AIM:
Reproduce all of the material below word for word, leaving out the pictures.

RAW DATA:
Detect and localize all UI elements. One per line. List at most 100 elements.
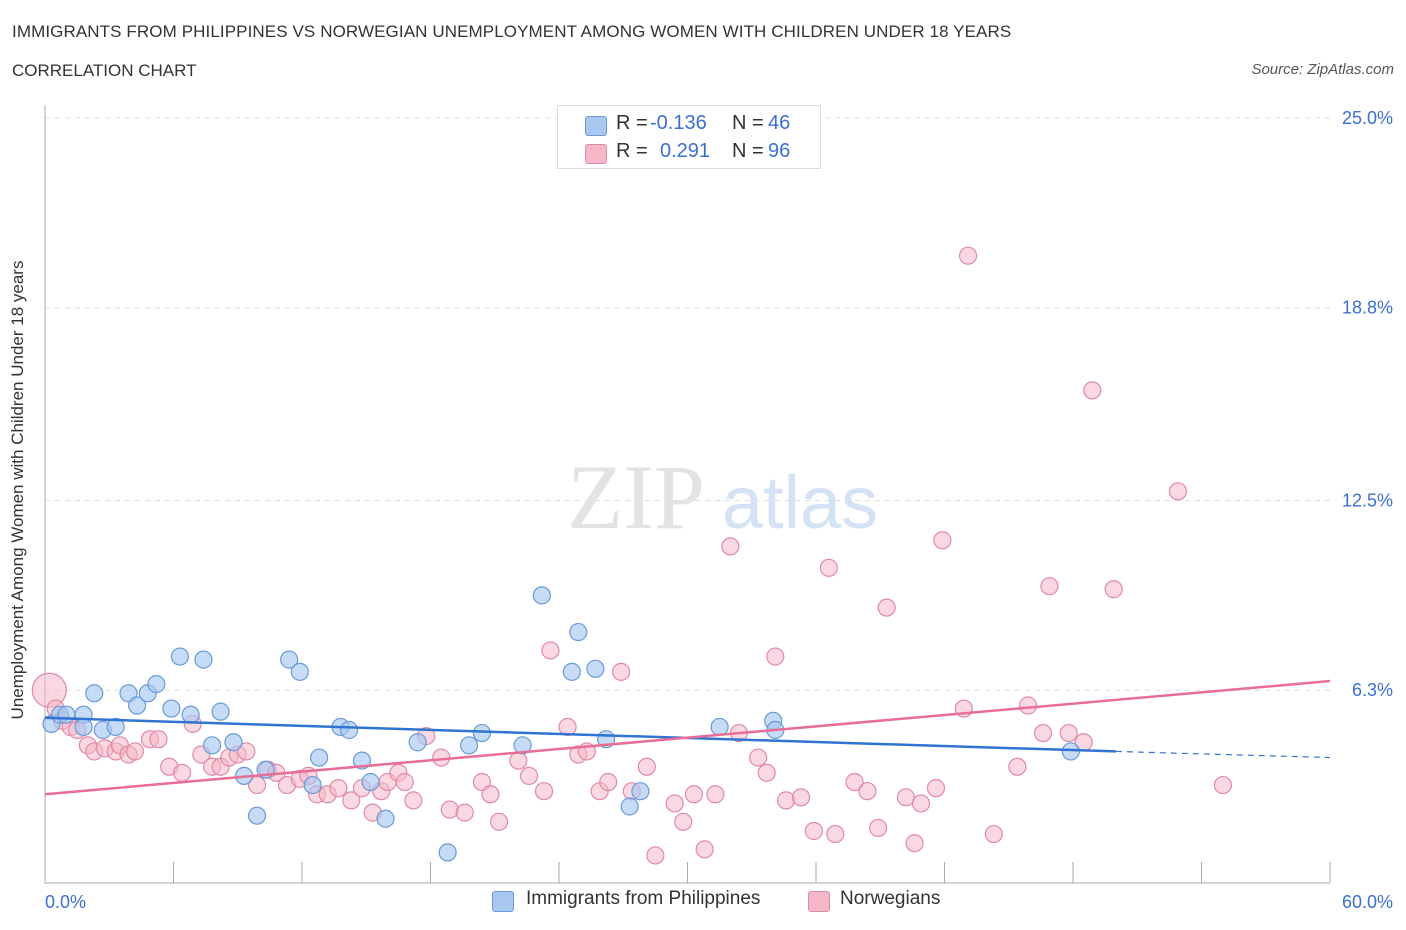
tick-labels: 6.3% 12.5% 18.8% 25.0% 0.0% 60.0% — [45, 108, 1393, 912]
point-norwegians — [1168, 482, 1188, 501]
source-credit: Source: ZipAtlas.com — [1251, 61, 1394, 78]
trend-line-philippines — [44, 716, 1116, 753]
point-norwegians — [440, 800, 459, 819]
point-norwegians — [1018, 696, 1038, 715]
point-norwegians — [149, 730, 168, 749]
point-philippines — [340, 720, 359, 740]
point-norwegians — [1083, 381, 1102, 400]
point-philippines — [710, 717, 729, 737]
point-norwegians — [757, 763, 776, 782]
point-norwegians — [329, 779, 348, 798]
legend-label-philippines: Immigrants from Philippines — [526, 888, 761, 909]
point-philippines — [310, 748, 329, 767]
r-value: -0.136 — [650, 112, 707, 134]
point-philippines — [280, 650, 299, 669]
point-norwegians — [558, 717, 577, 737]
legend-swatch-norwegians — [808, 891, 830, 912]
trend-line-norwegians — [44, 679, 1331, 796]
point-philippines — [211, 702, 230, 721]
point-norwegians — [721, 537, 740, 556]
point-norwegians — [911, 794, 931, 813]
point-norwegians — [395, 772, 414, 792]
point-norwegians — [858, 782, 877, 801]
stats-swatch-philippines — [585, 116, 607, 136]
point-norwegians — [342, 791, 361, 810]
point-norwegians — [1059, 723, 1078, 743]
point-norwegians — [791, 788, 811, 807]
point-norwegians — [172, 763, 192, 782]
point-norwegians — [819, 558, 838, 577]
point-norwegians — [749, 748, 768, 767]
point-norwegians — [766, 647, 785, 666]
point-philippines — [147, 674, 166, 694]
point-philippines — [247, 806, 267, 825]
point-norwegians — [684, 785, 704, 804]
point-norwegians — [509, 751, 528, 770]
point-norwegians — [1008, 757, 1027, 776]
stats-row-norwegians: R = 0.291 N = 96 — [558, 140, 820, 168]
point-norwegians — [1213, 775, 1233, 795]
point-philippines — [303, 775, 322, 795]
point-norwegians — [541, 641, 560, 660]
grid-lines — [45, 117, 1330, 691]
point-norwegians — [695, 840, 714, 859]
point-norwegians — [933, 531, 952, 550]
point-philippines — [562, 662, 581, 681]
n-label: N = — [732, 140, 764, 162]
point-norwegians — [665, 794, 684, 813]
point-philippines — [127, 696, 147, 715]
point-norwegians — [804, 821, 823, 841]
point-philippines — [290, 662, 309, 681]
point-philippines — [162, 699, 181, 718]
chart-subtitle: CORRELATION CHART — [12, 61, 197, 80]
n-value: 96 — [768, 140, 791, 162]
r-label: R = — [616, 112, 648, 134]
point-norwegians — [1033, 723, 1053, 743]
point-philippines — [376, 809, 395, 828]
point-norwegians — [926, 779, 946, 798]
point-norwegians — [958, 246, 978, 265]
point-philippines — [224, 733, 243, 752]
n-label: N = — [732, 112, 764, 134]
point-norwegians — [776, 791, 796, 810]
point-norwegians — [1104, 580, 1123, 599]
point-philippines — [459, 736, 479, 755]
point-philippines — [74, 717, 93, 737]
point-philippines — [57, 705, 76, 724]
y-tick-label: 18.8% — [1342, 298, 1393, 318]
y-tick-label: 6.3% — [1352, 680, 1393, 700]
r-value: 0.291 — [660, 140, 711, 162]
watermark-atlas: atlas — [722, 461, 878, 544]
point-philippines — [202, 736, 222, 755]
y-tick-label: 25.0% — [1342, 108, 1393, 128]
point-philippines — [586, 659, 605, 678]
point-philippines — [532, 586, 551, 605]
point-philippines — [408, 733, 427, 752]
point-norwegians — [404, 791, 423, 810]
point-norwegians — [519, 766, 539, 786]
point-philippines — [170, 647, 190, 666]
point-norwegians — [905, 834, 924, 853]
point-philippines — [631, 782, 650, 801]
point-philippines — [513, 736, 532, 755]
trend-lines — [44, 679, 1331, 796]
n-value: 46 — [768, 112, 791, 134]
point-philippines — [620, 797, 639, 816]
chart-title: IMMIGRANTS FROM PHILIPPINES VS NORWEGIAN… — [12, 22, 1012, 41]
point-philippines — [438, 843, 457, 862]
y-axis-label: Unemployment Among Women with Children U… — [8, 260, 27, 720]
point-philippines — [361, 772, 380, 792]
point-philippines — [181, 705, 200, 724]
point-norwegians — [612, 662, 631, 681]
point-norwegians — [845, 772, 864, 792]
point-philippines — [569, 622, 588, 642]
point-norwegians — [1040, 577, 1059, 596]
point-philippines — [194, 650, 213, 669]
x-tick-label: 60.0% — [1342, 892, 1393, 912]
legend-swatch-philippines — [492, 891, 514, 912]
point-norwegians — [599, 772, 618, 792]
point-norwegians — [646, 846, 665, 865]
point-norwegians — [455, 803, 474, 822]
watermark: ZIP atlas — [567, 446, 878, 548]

FINAL RESULT:
Detect and localize all UI elements. One per line. List at most 100 elements.
tick-labels: 6.3% 12.5% 18.8% 25.0% 0.0% 60.0% — [45, 108, 1393, 912]
point-norwegians — [1168, 482, 1188, 501]
source-credit: Source: ZipAtlas.com — [1251, 61, 1394, 78]
trend-line-philippines — [44, 716, 1116, 753]
point-norwegians — [440, 800, 459, 819]
point-norwegians — [1018, 696, 1038, 715]
point-norwegians — [149, 730, 168, 749]
point-philippines — [340, 720, 359, 740]
point-norwegians — [1083, 381, 1102, 400]
point-philippines — [710, 717, 729, 737]
point-norwegians — [757, 763, 776, 782]
point-norwegians — [329, 779, 348, 798]
legend-label-philippines: Immigrants from Philippines — [526, 888, 761, 909]
point-philippines — [310, 748, 329, 767]
r-value: -0.136 — [650, 112, 707, 134]
point-philippines — [280, 650, 299, 669]
point-norwegians — [558, 717, 577, 737]
legend-swatch-norwegians — [808, 891, 830, 912]
trend-line-norwegians — [44, 679, 1331, 796]
point-philippines — [211, 702, 230, 721]
point-norwegians — [721, 537, 740, 556]
point-norwegians — [911, 794, 931, 813]
point-norwegians — [395, 772, 414, 792]
point-norwegians — [858, 782, 877, 801]
stats-swatch-philippines — [585, 116, 607, 136]
point-norwegians — [342, 791, 361, 810]
point-norwegians — [1059, 723, 1078, 743]
point-norwegians — [791, 788, 811, 807]
point-norwegians — [172, 763, 192, 782]
point-norwegians — [819, 558, 838, 577]
point-norwegians — [749, 748, 768, 767]
point-norwegians — [766, 647, 785, 666]
point-philippines — [147, 674, 166, 694]
point-philippines — [247, 806, 267, 825]
point-norwegians — [684, 785, 704, 804]
point-norwegians — [509, 751, 528, 770]
point-norwegians — [1008, 757, 1027, 776]
stats-row-norwegians: R = 0.291 N = 96 — [558, 140, 820, 168]
point-norwegians — [1213, 775, 1233, 795]
point-philippines — [303, 775, 322, 795]
point-norwegians — [541, 641, 560, 660]
grid-lines — [45, 117, 1330, 691]
point-norwegians — [695, 840, 714, 859]
point-norwegians — [933, 531, 952, 550]
point-philippines — [562, 662, 581, 681]
n-label: N = — [732, 140, 764, 162]
point-norwegians — [665, 794, 684, 813]
point-philippines — [127, 696, 147, 715]
point-norwegians — [804, 821, 823, 841]
point-philippines — [290, 662, 309, 681]
point-philippines — [162, 699, 181, 718]
chart-subtitle: CORRELATION CHART — [12, 61, 197, 80]
n-value: 96 — [768, 140, 791, 162]
r-label: R = — [616, 112, 648, 134]
point-norwegians — [1033, 723, 1053, 743]
point-philippines — [376, 809, 395, 828]
point-norwegians — [926, 779, 946, 798]
point-norwegians — [958, 246, 978, 265]
point-philippines — [224, 733, 243, 752]
n-label: N = — [732, 112, 764, 134]
point-norwegians — [776, 791, 796, 810]
point-norwegians — [1104, 580, 1123, 599]
point-philippines — [459, 736, 479, 755]
point-philippines — [74, 717, 93, 737]
point-philippines — [57, 705, 76, 724]
y-tick-label: 18.8% — [1342, 298, 1393, 318]
y-tick-label: 6.3% — [1352, 680, 1393, 700]
r-value: 0.291 — [660, 140, 711, 162]
watermark-atlas: atlas — [722, 461, 878, 544]
point-philippines — [202, 736, 222, 755]
y-tick-label: 25.0% — [1342, 108, 1393, 128]
point-philippines — [586, 659, 605, 678]
point-philippines — [532, 586, 551, 605]
point-philippines — [408, 733, 427, 752]
point-norwegians — [404, 791, 423, 810]
point-norwegians — [519, 766, 539, 786]
point-philippines — [170, 647, 190, 666]
point-norwegians — [905, 834, 924, 853]
point-philippines — [631, 782, 650, 801]
point-philippines — [513, 736, 532, 755]
trend-lines — [44, 679, 1331, 796]
n-value: 46 — [768, 112, 791, 134]
point-philippines — [620, 797, 639, 816]
chart-title: IMMIGRANTS FROM PHILIPPINES VS NORWEGIAN… — [12, 22, 1012, 41]
point-philippines — [438, 843, 457, 862]
y-axis-label: Unemployment Among Women with Children U… — [8, 260, 27, 720]
point-philippines — [361, 772, 380, 792]
point-philippines — [181, 705, 200, 724]
point-norwegians — [612, 662, 631, 681]
point-norwegians — [845, 772, 864, 792]
point-philippines — [569, 622, 588, 642]
point-norwegians — [1040, 577, 1059, 596]
point-philippines — [194, 650, 213, 669]
x-tick-label: 60.0% — [1342, 892, 1393, 912]
legend-swatch-philippines — [492, 891, 514, 912]
point-norwegians — [599, 772, 618, 792]
point-norwegians — [646, 846, 665, 865]
point-norwegians — [455, 803, 474, 822]
watermark: ZIP atlas — [567, 446, 878, 548]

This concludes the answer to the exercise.